From the text on infrastructure as code development accounts, copy everything from "Infrastructure as code development accounts" down to "custom infrastructure as code.", swapping "organizations" for "companies".

◆ **Text section**
···

Infrastructure as code development accounts
In addition to consuming existing infrastructure as code to create hub and workload accounts, organizations will need a set of accounts to develop, extend, and maintain any custom infrastructure as code.
One account is used for deployable architecture development. This account contains infrastructure as code development tools such as toolchains, Git repos, and catalogs of infrastructure as code modules for use in development. It also includes a test catalog where test versions of the infrastructure as code are published to be used in a test project.
| Component | Quantity | Description |
|---|---|---|
| Development catalog | 1 | Used to host the approved deployable architectures for the infrastructure as code development projects in this account. |
| Test catalog | 1 | Used to host the versions of deployable architectures under test. |
| Infrastructure as code development project | n | Manages the infrastructure as code for deploying infrastructure as code development resources such as Git repos, toolchains, container registries, and evidence lockers. The terraform is then published into a test catalog for deployment testing. The project also contains a configuration that deploys the infrastructure as code into the test account from the test catalog. |
| Development resource group | n | Contains the infrastructure as code development resources such as Git repos, toolchains, container registries, and evidence lockers for a single infrastructure as code development project |
| Schematics agent | 1 | Used enable privately hosted custom deployable architectures in the private catalog. |
| Schematics workspaces | n | Orchestrated by projects, used to deploy the deployable architectures and store terraform state. One workspace per configuration within each project. |
A second account is used for test deployments of the new infrastructure as code versions.
| Component | Quantity | Description |
|---|---|---|
| Workload VPC | n | An example of what might be deployed for test by the infrastructure as code under development. |
| Infrastructure as code trusted profile | n | Authorizes management of this account by an infrastructure as code development project |
| Test resource group | n | A resource group in which to deploy test resources for each cleanup. |
| Infrastructure as code access group | n | Access groups to enable infrastructure as code development teams to test the deployed infrastructure as code. Provides access to a test resource group (or groups if required by the deployable architecture). |

···

◆ **Given data**
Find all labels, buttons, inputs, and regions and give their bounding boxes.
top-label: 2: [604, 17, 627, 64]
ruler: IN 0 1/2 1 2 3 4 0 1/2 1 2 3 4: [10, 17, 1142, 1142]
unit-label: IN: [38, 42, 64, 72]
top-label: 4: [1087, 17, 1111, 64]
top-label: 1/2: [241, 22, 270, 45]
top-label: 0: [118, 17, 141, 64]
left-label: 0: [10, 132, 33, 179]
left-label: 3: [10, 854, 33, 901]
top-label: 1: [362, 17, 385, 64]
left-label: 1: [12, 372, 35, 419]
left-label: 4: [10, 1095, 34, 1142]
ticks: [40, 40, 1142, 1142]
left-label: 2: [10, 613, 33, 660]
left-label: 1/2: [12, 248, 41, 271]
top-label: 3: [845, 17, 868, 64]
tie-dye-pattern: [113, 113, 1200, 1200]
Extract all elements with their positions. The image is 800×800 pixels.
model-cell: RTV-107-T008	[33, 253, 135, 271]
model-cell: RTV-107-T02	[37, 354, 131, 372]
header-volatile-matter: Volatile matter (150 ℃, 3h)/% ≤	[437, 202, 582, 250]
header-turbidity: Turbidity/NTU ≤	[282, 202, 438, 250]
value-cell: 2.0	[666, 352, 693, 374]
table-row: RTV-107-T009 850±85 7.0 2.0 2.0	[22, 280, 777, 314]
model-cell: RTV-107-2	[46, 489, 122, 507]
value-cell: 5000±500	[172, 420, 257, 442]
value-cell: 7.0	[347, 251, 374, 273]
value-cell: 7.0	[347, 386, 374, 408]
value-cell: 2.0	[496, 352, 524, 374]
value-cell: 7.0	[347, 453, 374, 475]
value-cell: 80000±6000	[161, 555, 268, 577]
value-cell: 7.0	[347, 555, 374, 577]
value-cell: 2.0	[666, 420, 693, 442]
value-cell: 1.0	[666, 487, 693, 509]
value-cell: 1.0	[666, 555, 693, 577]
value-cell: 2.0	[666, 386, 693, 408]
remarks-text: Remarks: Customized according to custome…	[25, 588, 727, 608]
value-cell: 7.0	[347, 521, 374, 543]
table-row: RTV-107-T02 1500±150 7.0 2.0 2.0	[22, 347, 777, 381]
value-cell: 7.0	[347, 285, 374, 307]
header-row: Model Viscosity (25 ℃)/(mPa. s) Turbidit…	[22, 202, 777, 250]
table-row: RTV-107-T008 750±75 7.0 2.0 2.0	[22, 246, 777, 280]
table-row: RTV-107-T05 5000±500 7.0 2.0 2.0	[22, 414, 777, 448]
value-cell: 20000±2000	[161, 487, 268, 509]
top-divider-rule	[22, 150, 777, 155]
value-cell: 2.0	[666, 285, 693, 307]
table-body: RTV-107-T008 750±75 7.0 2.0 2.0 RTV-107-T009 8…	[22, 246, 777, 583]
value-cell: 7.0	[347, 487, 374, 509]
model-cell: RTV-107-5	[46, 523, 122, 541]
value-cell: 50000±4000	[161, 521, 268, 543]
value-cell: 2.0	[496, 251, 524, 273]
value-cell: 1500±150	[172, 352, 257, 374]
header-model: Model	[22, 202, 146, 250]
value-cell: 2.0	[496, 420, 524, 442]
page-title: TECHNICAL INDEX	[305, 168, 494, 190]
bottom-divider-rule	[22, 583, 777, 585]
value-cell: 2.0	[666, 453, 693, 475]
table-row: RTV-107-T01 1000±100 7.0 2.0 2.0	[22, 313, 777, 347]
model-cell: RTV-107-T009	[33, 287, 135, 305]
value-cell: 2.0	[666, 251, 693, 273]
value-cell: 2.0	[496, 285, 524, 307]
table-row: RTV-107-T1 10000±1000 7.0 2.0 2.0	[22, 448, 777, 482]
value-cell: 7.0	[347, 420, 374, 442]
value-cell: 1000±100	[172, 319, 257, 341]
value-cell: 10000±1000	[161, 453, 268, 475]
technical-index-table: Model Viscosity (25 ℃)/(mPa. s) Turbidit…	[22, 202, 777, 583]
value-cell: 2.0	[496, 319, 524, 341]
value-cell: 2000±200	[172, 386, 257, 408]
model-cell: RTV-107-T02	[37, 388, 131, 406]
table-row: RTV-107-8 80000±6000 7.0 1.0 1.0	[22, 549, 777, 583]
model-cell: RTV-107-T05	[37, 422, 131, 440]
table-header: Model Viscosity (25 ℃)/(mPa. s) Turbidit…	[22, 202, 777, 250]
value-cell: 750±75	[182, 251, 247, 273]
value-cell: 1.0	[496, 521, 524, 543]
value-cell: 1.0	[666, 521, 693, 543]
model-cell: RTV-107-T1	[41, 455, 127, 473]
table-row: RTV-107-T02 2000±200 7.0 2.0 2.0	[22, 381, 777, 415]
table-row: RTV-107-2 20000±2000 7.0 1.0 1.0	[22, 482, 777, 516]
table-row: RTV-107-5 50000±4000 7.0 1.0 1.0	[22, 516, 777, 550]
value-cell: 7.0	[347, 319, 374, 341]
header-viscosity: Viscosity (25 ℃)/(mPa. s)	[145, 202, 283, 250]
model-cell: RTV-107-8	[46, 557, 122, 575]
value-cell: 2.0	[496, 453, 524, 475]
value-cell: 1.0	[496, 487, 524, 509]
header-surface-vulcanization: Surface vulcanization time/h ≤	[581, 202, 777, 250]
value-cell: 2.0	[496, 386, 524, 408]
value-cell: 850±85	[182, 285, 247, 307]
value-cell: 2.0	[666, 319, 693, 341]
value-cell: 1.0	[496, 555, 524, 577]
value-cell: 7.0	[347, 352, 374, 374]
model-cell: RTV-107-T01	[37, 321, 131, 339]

···

◆ **Answer**
Infrastructure as code development accounts
In addition to consuming existing infrastructure as code to create hub and workload accounts, companies will need a set of accounts to develop, extend, and maintain any custom infrastructure as code.